| Lines of data |
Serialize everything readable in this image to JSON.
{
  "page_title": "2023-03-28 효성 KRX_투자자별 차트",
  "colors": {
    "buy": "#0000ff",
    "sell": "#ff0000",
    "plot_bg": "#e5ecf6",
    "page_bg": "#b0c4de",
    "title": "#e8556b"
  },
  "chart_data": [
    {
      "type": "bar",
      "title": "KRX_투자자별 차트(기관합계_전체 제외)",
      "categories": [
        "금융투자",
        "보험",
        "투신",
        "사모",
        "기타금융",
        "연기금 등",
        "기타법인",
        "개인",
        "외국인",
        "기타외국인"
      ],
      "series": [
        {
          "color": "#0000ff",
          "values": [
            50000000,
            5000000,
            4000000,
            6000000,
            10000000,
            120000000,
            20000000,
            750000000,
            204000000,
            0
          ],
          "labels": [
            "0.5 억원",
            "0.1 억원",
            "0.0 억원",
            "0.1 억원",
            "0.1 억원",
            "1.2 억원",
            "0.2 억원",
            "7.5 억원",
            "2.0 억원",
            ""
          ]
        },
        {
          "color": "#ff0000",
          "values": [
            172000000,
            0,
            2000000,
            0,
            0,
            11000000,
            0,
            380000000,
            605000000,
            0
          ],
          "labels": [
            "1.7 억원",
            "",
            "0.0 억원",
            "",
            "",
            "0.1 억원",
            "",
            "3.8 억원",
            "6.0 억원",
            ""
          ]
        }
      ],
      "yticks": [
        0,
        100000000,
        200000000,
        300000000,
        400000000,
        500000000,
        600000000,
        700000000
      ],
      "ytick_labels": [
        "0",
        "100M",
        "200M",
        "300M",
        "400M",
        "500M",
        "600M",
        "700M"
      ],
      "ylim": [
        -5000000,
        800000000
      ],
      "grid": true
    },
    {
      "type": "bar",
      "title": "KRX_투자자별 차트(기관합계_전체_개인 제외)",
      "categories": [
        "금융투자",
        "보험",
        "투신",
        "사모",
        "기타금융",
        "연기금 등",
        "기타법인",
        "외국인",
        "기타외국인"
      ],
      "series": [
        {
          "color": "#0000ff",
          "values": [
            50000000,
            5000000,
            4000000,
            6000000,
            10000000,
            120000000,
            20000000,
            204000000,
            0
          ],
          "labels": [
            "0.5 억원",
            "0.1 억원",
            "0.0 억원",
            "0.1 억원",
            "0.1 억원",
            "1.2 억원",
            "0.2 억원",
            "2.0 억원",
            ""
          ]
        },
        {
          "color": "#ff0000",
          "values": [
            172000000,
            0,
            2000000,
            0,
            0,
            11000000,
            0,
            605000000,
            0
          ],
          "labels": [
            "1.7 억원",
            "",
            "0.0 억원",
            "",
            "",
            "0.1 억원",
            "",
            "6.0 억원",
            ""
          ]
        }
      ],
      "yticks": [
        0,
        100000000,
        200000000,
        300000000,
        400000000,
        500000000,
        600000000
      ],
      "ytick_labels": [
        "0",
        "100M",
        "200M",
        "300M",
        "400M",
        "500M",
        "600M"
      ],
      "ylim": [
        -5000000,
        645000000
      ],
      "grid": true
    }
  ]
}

| Description of the task |
Each line of the listing should be copied exactly.

| Solution |
Serialize everything readable in this image to JSON.
{
  "page_title": "2023-03-28 효성 KRX_투자자별 차트",
  "colors": {
    "buy": "#0000ff",
    "sell": "#ff0000",
    "plot_bg": "#e5ecf6",
    "page_bg": "#b0c4de",
    "title": "#e8556b"
  },
  "chart_data": [
    {
      "type": "bar",
      "title": "KRX_투자자별 차트(기관합계_전체 제외)",
      "categories": [
        "금융투자",
        "보험",
        "투신",
        "사모",
        "기타금융",
        "연기금 등",
        "기타법인",
        "개인",
        "외국인",
        "기타외국인"
      ],
      "series": [
        {
          "color": "#0000ff",
          "values": [
            50000000,
            5000000,
            4000000,
            6000000,
            10000000,
            120000000,
            20000000,
            750000000,
            204000000,
            0
          ],
          "labels": [
            "0.5 억원",
            "0.1 억원",
            "0.0 억원",
            "0.1 억원",
            "0.1 억원",
            "1.2 억원",
            "0.2 억원",
            "7.5 억원",
            "2.0 억원",
            ""
          ]
        },
        {
          "color": "#ff0000",
          "values": [
            172000000,
            0,
            2000000,
            0,
            0,
            11000000,
            0,
            380000000,
            605000000,
            0
          ],
          "labels": [
            "1.7 억원",
            "",
            "0.0 억원",
            "",
            "",
            "0.1 억원",
            "",
            "3.8 억원",
            "6.0 억원",
            ""
          ]
        }
      ],
      "yticks": [
        0,
        100000000,
        200000000,
        300000000,
        400000000,
        500000000,
        600000000,
        700000000
      ],
      "ytick_labels": [
        "0",
        "100M",
        "200M",
        "300M",
        "400M",
        "500M",
        "600M",
        "700M"
      ],
      "ylim": [
        -5000000,
        800000000
      ],
      "grid": true
    },
    {
      "type": "bar",
      "title": "KRX_투자자별 차트(기관합계_전체_개인 제외)",
      "categories": [
        "금융투자",
        "보험",
        "투신",
        "사모",
        "기타금융",
        "연기금 등",
        "기타법인",
        "외국인",
        "기타외국인"
      ],
      "series": [
        {
          "color": "#0000ff",
          "values": [
            50000000,
            5000000,
            4000000,
            6000000,
            10000000,
            120000000,
            20000000,
            204000000,
            0
          ],
          "labels": [
            "0.5 억원",
            "0.1 억원",
            "0.0 억원",
            "0.1 억원",
            "0.1 억원",
            "1.2 억원",
            "0.2 억원",
            "2.0 억원",
            ""
          ]
        },
        {
          "color": "#ff0000",
          "values": [
            172000000,
            0,
            2000000,
            0,
            0,
            11000000,
            0,
            605000000,
            0
          ],
          "labels": [
            "1.7 억원",
            "",
            "0.0 억원",
            "",
            "",
            "0.1 억원",
            "",
            "6.0 억원",
            ""
          ]
        }
      ],
      "yticks": [
        0,
        100000000,
        200000000,
        300000000,
        400000000,
        500000000,
        600000000
      ],
      "ytick_labels": [
        "0",
        "100M",
        "200M",
        "300M",
        "400M",
        "500M",
        "600M"
      ],
      "ylim": [
        -5000000,
        645000000
      ],
      "grid": true
    }
  ]
}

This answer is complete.